> [Entries taken from a collection]:
════════
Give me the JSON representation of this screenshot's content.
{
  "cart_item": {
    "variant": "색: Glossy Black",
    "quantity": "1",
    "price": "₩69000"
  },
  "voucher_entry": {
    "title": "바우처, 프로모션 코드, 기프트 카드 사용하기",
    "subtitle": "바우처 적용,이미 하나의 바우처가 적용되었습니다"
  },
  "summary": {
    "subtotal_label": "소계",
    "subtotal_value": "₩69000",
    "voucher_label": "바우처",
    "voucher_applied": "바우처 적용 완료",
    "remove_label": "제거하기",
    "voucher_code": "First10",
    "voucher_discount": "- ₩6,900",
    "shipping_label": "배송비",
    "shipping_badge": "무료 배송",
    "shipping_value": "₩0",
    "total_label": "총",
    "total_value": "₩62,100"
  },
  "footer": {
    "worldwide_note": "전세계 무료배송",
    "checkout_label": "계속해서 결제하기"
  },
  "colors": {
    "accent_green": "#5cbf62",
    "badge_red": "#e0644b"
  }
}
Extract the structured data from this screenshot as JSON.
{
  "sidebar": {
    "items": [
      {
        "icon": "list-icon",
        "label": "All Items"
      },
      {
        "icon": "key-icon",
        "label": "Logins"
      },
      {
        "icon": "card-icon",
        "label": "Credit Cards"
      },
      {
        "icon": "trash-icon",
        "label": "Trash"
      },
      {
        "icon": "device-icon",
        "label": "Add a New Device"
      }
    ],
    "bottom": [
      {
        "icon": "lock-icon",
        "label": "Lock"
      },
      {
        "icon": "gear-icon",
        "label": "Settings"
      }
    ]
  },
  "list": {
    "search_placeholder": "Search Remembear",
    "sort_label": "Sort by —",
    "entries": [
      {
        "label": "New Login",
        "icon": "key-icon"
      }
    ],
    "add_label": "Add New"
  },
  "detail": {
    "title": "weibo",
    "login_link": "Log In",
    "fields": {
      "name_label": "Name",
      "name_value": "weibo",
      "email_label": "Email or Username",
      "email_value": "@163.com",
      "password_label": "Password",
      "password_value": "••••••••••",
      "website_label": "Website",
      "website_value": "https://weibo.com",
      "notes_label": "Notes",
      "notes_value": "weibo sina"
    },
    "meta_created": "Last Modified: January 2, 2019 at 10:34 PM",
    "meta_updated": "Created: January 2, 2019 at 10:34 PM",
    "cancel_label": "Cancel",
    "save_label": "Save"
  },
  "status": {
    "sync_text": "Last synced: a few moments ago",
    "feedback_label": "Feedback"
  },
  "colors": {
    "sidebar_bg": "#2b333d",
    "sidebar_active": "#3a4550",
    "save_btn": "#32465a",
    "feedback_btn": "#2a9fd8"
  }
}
════════
> [INSTRUCTIONS TO FOLLOW]:
Write the listing out again, exactly as shown above.

> [SOLUTION FOR THIS EXERCISE]:
Give me the JSON representation of this screenshot's content.
{
  "cart_item": {
    "variant": "색: Glossy Black",
    "quantity": "1",
    "price": "₩69000"
  },
  "voucher_entry": {
    "title": "바우처, 프로모션 코드, 기프트 카드 사용하기",
    "subtitle": "바우처 적용,이미 하나의 바우처가 적용되었습니다"
  },
  "summary": {
    "subtotal_label": "소계",
    "subtotal_value": "₩69000",
    "voucher_label": "바우처",
    "voucher_applied": "바우처 적용 완료",
    "remove_label": "제거하기",
    "voucher_code": "First10",
    "voucher_discount": "- ₩6,900",
    "shipping_label": "배송비",
    "shipping_badge": "무료 배송",
    "shipping_value": "₩0",
    "total_label": "총",
    "total_value": "₩62,100"
  },
  "footer": {
    "worldwide_note": "전세계 무료배송",
    "checkout_label": "계속해서 결제하기"
  },
  "colors": {
    "accent_green": "#5cbf62",
    "badge_red": "#e0644b"
  }
}
Extract the structured data from this screenshot as JSON.
{
  "sidebar": {
    "items": [
      {
        "icon": "list-icon",
        "label": "All Items"
      },
      {
        "icon": "key-icon",
        "label": "Logins"
      },
      {
        "icon": "card-icon",
        "label": "Credit Cards"
      },
      {
        "icon": "trash-icon",
        "label": "Trash"
      },
      {
        "icon": "device-icon",
        "label": "Add a New Device"
      }
    ],
    "bottom": [
      {
        "icon": "lock-icon",
        "label": "Lock"
      },
      {
        "icon": "gear-icon",
        "label": "Settings"
      }
    ]
  },
  "list": {
    "search_placeholder": "Search Remembear",
    "sort_label": "Sort by —",
    "entries": [
      {
        "label": "New Login",
        "icon": "key-icon"
      }
    ],
    "add_label": "Add New"
  },
  "detail": {
    "title": "weibo",
    "login_link": "Log In",
    "fields": {
      "name_label": "Name",
      "name_value": "weibo",
      "email_label": "Email or Username",
      "email_value": "@163.com",
      "password_label": "Password",
      "password_value": "••••••••••",
      "website_label": "Website",
      "website_value": "https://weibo.com",
      "notes_label": "Notes",
      "notes_value": "weibo sina"
    },
    "meta_created": "Last Modified: January 2, 2019 at 10:34 PM",
    "meta_updated": "Created: January 2, 2019 at 10:34 PM",
    "cancel_label": "Cancel",
    "save_label": "Save"
  },
  "status": {
    "sync_text": "Last synced: a few moments ago",
    "feedback_label": "Feedback"
  },
  "colors": {
    "sidebar_bg": "#2b333d",
    "sidebar_active": "#3a4550",
    "save_btn": "#32465a",
    "feedback_btn": "#2a9fd8"
  }
}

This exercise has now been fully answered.